> **Source material**

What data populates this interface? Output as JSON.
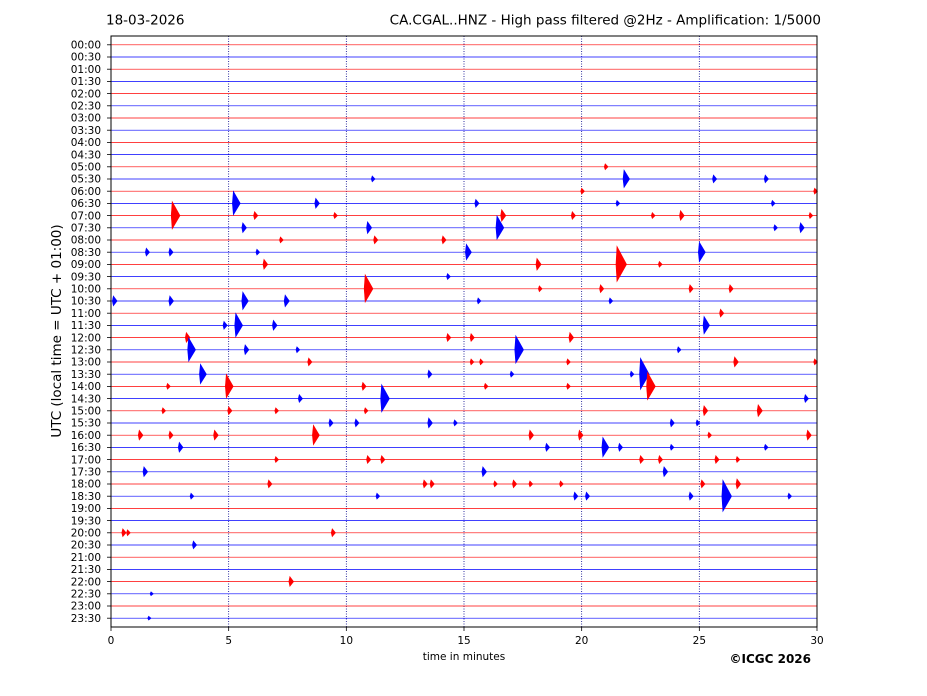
{
  "header": {
    "date": "18-03-2026",
    "station_title": "CA.CGAL..HNZ - High pass filtered @2Hz - Amplification: 1/5000"
  },
  "footer": {
    "copyright": "©ICGC 2026"
  },
  "chart_data": {
    "type": "line",
    "title": "CA.CGAL..HNZ - High pass filtered @2Hz - Amplification: 1/5000",
    "date": "18-03-2026",
    "xlabel": "time in minutes",
    "ylabel": "UTC (local time = UTC + 01:00)",
    "xlim": [
      0,
      30
    ],
    "x_ticks": [
      0,
      5,
      10,
      15,
      20,
      25,
      30
    ],
    "vertical_gridlines_at_minutes": [
      5,
      10,
      15,
      20,
      25
    ],
    "row_labels": [
      "00:00",
      "00:30",
      "01:00",
      "01:30",
      "02:00",
      "02:30",
      "03:00",
      "03:30",
      "04:00",
      "04:30",
      "05:00",
      "05:30",
      "06:00",
      "06:30",
      "07:00",
      "07:30",
      "08:00",
      "08:30",
      "09:00",
      "09:30",
      "10:00",
      "10:30",
      "11:00",
      "11:30",
      "12:00",
      "12:30",
      "13:00",
      "13:30",
      "14:00",
      "14:30",
      "15:00",
      "15:30",
      "16:00",
      "16:30",
      "17:00",
      "17:30",
      "18:00",
      "18:30",
      "19:00",
      "19:30",
      "20:00",
      "20:30",
      "21:00",
      "21:30",
      "22:00",
      "22:30",
      "23:00",
      "23:30"
    ],
    "trace_colors": [
      "#ff0000",
      "#0000ff"
    ],
    "events": [
      {
        "row": "05:00",
        "minute": 21.0,
        "amp": 3
      },
      {
        "row": "05:30",
        "minute": 11.1,
        "amp": 3
      },
      {
        "row": "05:30",
        "minute": 21.8,
        "amp": 9
      },
      {
        "row": "05:30",
        "minute": 25.6,
        "amp": 4
      },
      {
        "row": "05:30",
        "minute": 27.8,
        "amp": 4
      },
      {
        "row": "06:00",
        "minute": 20.0,
        "amp": 3
      },
      {
        "row": "06:00",
        "minute": 29.9,
        "amp": 3
      },
      {
        "row": "06:30",
        "minute": 5.2,
        "amp": 12
      },
      {
        "row": "06:30",
        "minute": 8.7,
        "amp": 5
      },
      {
        "row": "06:30",
        "minute": 15.5,
        "amp": 4
      },
      {
        "row": "06:30",
        "minute": 21.5,
        "amp": 3
      },
      {
        "row": "06:30",
        "minute": 28.1,
        "amp": 3
      },
      {
        "row": "07:00",
        "minute": 2.6,
        "amp": 14
      },
      {
        "row": "07:00",
        "minute": 6.1,
        "amp": 4
      },
      {
        "row": "07:00",
        "minute": 9.5,
        "amp": 3
      },
      {
        "row": "07:00",
        "minute": 16.6,
        "amp": 6
      },
      {
        "row": "07:00",
        "minute": 19.6,
        "amp": 4
      },
      {
        "row": "07:00",
        "minute": 23.0,
        "amp": 3
      },
      {
        "row": "07:00",
        "minute": 24.2,
        "amp": 5
      },
      {
        "row": "07:00",
        "minute": 29.7,
        "amp": 3
      },
      {
        "row": "07:30",
        "minute": 5.6,
        "amp": 5
      },
      {
        "row": "07:30",
        "minute": 10.9,
        "amp": 6
      },
      {
        "row": "07:30",
        "minute": 16.4,
        "amp": 12
      },
      {
        "row": "07:30",
        "minute": 28.2,
        "amp": 3
      },
      {
        "row": "07:30",
        "minute": 29.3,
        "amp": 5
      },
      {
        "row": "08:00",
        "minute": 7.2,
        "amp": 3
      },
      {
        "row": "08:00",
        "minute": 11.2,
        "amp": 4
      },
      {
        "row": "08:00",
        "minute": 14.1,
        "amp": 4
      },
      {
        "row": "08:30",
        "minute": 1.5,
        "amp": 4
      },
      {
        "row": "08:30",
        "minute": 2.5,
        "amp": 4
      },
      {
        "row": "08:30",
        "minute": 6.2,
        "amp": 3
      },
      {
        "row": "08:30",
        "minute": 15.1,
        "amp": 8
      },
      {
        "row": "08:30",
        "minute": 25.0,
        "amp": 10
      },
      {
        "row": "09:00",
        "minute": 6.5,
        "amp": 5
      },
      {
        "row": "09:00",
        "minute": 18.1,
        "amp": 6
      },
      {
        "row": "09:00",
        "minute": 21.5,
        "amp": 18
      },
      {
        "row": "09:00",
        "minute": 23.3,
        "amp": 3
      },
      {
        "row": "09:30",
        "minute": 14.3,
        "amp": 3
      },
      {
        "row": "10:00",
        "minute": 10.8,
        "amp": 14
      },
      {
        "row": "10:00",
        "minute": 18.2,
        "amp": 3
      },
      {
        "row": "10:00",
        "minute": 20.8,
        "amp": 4
      },
      {
        "row": "10:00",
        "minute": 24.6,
        "amp": 4
      },
      {
        "row": "10:00",
        "minute": 26.3,
        "amp": 4
      },
      {
        "row": "10:30",
        "minute": 0.1,
        "amp": 5
      },
      {
        "row": "10:30",
        "minute": 2.5,
        "amp": 5
      },
      {
        "row": "10:30",
        "minute": 5.6,
        "amp": 9
      },
      {
        "row": "10:30",
        "minute": 7.4,
        "amp": 6
      },
      {
        "row": "10:30",
        "minute": 15.6,
        "amp": 3
      },
      {
        "row": "10:30",
        "minute": 21.2,
        "amp": 3
      },
      {
        "row": "11:00",
        "minute": 25.9,
        "amp": 4
      },
      {
        "row": "11:30",
        "minute": 4.8,
        "amp": 4
      },
      {
        "row": "11:30",
        "minute": 5.3,
        "amp": 12
      },
      {
        "row": "11:30",
        "minute": 6.9,
        "amp": 5
      },
      {
        "row": "11:30",
        "minute": 25.2,
        "amp": 9
      },
      {
        "row": "12:00",
        "minute": 3.2,
        "amp": 5
      },
      {
        "row": "12:00",
        "minute": 14.3,
        "amp": 4
      },
      {
        "row": "12:00",
        "minute": 15.3,
        "amp": 4
      },
      {
        "row": "12:00",
        "minute": 19.5,
        "amp": 5
      },
      {
        "row": "12:30",
        "minute": 3.3,
        "amp": 12
      },
      {
        "row": "12:30",
        "minute": 5.7,
        "amp": 5
      },
      {
        "row": "12:30",
        "minute": 7.9,
        "amp": 3
      },
      {
        "row": "12:30",
        "minute": 17.2,
        "amp": 14
      },
      {
        "row": "12:30",
        "minute": 24.1,
        "amp": 3
      },
      {
        "row": "13:00",
        "minute": 8.4,
        "amp": 4
      },
      {
        "row": "13:00",
        "minute": 15.3,
        "amp": 3
      },
      {
        "row": "13:00",
        "minute": 15.7,
        "amp": 3
      },
      {
        "row": "13:00",
        "minute": 19.4,
        "amp": 3
      },
      {
        "row": "13:00",
        "minute": 26.5,
        "amp": 5
      },
      {
        "row": "13:00",
        "minute": 29.9,
        "amp": 3
      },
      {
        "row": "13:30",
        "minute": 3.8,
        "amp": 10
      },
      {
        "row": "13:30",
        "minute": 13.5,
        "amp": 4
      },
      {
        "row": "13:30",
        "minute": 17.0,
        "amp": 3
      },
      {
        "row": "13:30",
        "minute": 22.1,
        "amp": 3
      },
      {
        "row": "13:30",
        "minute": 22.5,
        "amp": 16
      },
      {
        "row": "14:00",
        "minute": 2.4,
        "amp": 3
      },
      {
        "row": "14:00",
        "minute": 4.9,
        "amp": 12
      },
      {
        "row": "14:00",
        "minute": 10.7,
        "amp": 4
      },
      {
        "row": "14:00",
        "minute": 15.9,
        "amp": 3
      },
      {
        "row": "14:00",
        "minute": 19.4,
        "amp": 3
      },
      {
        "row": "14:00",
        "minute": 22.8,
        "amp": 14
      },
      {
        "row": "14:30",
        "minute": 8.0,
        "amp": 4
      },
      {
        "row": "14:30",
        "minute": 11.5,
        "amp": 14
      },
      {
        "row": "14:30",
        "minute": 29.5,
        "amp": 4
      },
      {
        "row": "15:00",
        "minute": 2.2,
        "amp": 3
      },
      {
        "row": "15:00",
        "minute": 5.0,
        "amp": 4
      },
      {
        "row": "15:00",
        "minute": 7.0,
        "amp": 3
      },
      {
        "row": "15:00",
        "minute": 10.8,
        "amp": 3
      },
      {
        "row": "15:00",
        "minute": 25.2,
        "amp": 5
      },
      {
        "row": "15:00",
        "minute": 27.5,
        "amp": 6
      },
      {
        "row": "15:30",
        "minute": 9.3,
        "amp": 4
      },
      {
        "row": "15:30",
        "minute": 10.4,
        "amp": 4
      },
      {
        "row": "15:30",
        "minute": 13.5,
        "amp": 5
      },
      {
        "row": "15:30",
        "minute": 14.6,
        "amp": 3
      },
      {
        "row": "15:30",
        "minute": 23.8,
        "amp": 4
      },
      {
        "row": "15:30",
        "minute": 24.9,
        "amp": 3
      },
      {
        "row": "16:00",
        "minute": 1.2,
        "amp": 5
      },
      {
        "row": "16:00",
        "minute": 2.5,
        "amp": 4
      },
      {
        "row": "16:00",
        "minute": 4.4,
        "amp": 5
      },
      {
        "row": "16:00",
        "minute": 8.6,
        "amp": 10
      },
      {
        "row": "16:00",
        "minute": 17.8,
        "amp": 5
      },
      {
        "row": "16:00",
        "minute": 19.9,
        "amp": 5
      },
      {
        "row": "16:00",
        "minute": 25.4,
        "amp": 3
      },
      {
        "row": "16:00",
        "minute": 29.6,
        "amp": 5
      },
      {
        "row": "16:30",
        "minute": 2.9,
        "amp": 5
      },
      {
        "row": "16:30",
        "minute": 18.5,
        "amp": 4
      },
      {
        "row": "16:30",
        "minute": 20.9,
        "amp": 10
      },
      {
        "row": "16:30",
        "minute": 21.6,
        "amp": 4
      },
      {
        "row": "16:30",
        "minute": 23.8,
        "amp": 3
      },
      {
        "row": "16:30",
        "minute": 27.8,
        "amp": 3
      },
      {
        "row": "17:00",
        "minute": 7.0,
        "amp": 3
      },
      {
        "row": "17:00",
        "minute": 10.9,
        "amp": 4
      },
      {
        "row": "17:00",
        "minute": 11.5,
        "amp": 4
      },
      {
        "row": "17:00",
        "minute": 22.5,
        "amp": 4
      },
      {
        "row": "17:00",
        "minute": 23.3,
        "amp": 4
      },
      {
        "row": "17:00",
        "minute": 25.7,
        "amp": 4
      },
      {
        "row": "17:00",
        "minute": 26.6,
        "amp": 3
      },
      {
        "row": "17:30",
        "minute": 1.4,
        "amp": 5
      },
      {
        "row": "17:30",
        "minute": 15.8,
        "amp": 5
      },
      {
        "row": "17:30",
        "minute": 23.5,
        "amp": 5
      },
      {
        "row": "18:00",
        "minute": 6.7,
        "amp": 4
      },
      {
        "row": "18:00",
        "minute": 13.3,
        "amp": 4
      },
      {
        "row": "18:00",
        "minute": 13.6,
        "amp": 4
      },
      {
        "row": "18:00",
        "minute": 16.3,
        "amp": 3
      },
      {
        "row": "18:00",
        "minute": 17.1,
        "amp": 4
      },
      {
        "row": "18:00",
        "minute": 17.8,
        "amp": 3
      },
      {
        "row": "18:00",
        "minute": 19.1,
        "amp": 3
      },
      {
        "row": "18:00",
        "minute": 25.1,
        "amp": 4
      },
      {
        "row": "18:00",
        "minute": 26.6,
        "amp": 5
      },
      {
        "row": "18:30",
        "minute": 3.4,
        "amp": 3
      },
      {
        "row": "18:30",
        "minute": 11.3,
        "amp": 3
      },
      {
        "row": "18:30",
        "minute": 19.7,
        "amp": 4
      },
      {
        "row": "18:30",
        "minute": 20.2,
        "amp": 4
      },
      {
        "row": "18:30",
        "minute": 24.6,
        "amp": 4
      },
      {
        "row": "18:30",
        "minute": 26.0,
        "amp": 16
      },
      {
        "row": "18:30",
        "minute": 28.8,
        "amp": 3
      },
      {
        "row": "20:00",
        "minute": 0.5,
        "amp": 4
      },
      {
        "row": "20:00",
        "minute": 0.7,
        "amp": 3
      },
      {
        "row": "20:00",
        "minute": 9.4,
        "amp": 4
      },
      {
        "row": "20:30",
        "minute": 3.5,
        "amp": 4
      },
      {
        "row": "22:00",
        "minute": 7.6,
        "amp": 5
      },
      {
        "row": "22:30",
        "minute": 1.7,
        "amp": 2
      },
      {
        "row": "23:30",
        "minute": 1.6,
        "amp": 2
      }
    ]
  }
}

> **Exercise requirements**
Look through the entries above; copy each line where the string "time" appears.

> **Solution for this exercise**
    "xlabel": "time in minutes",
    "ylabel": "UTC (local time = UTC + 01:00)",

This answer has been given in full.